- Task brief
Pick every line from the data that holds the word "title".

- The records
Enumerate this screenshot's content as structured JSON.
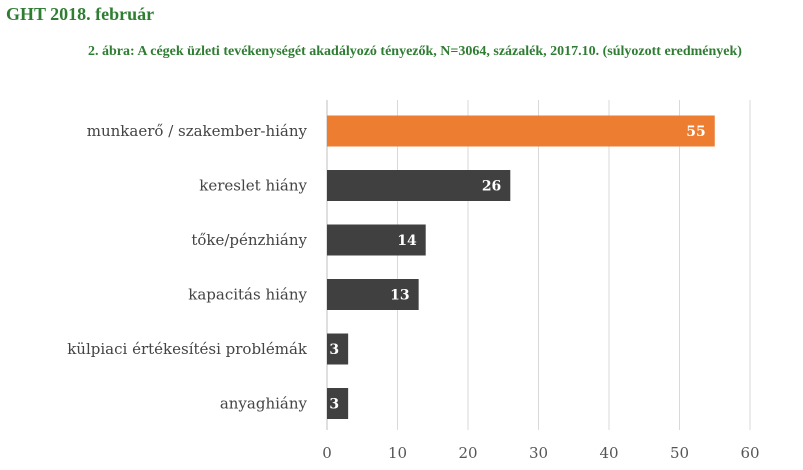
{
  "header": {
    "title": "GHT 2018. február"
  },
  "chart_data": {
    "type": "bar",
    "orientation": "horizontal",
    "title": "2. ábra: A cégek üzleti tevékenységét akadályozó tényezők, N=3064, százalék, 2017.10. (súlyozott eredmények)",
    "categories": [
      "munkaerő / szakember-hiány",
      "kereslet hiány",
      "tőke/pénzhiány",
      "kapacitás hiány",
      "külpiaci értékesítési problémák",
      "anyaghiány"
    ],
    "values": [
      55,
      26,
      14,
      13,
      3,
      3
    ],
    "data_labels": [
      "55",
      "26",
      "14",
      "13",
      "3",
      "3"
    ],
    "xlim": [
      0,
      60
    ],
    "xticks": [
      0,
      10,
      20,
      30,
      40,
      50,
      60
    ],
    "xtick_labels": [
      "0",
      "10",
      "20",
      "30",
      "40",
      "50",
      "60"
    ],
    "bar_colors": [
      "#ed7d31",
      "#404040",
      "#404040",
      "#404040",
      "#404040",
      "#404040"
    ],
    "grid": true,
    "gridline_color": "#d9d9d9",
    "xlabel": "",
    "ylabel": ""
  }
}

- Response for this exercise
    "title": "GHT 2018. február"
    "title": "2. ábra: A cégek üzleti tevékenységét akadályozó tényezők, N=3064, százalék, 2017.10. (súlyozott eredmények)",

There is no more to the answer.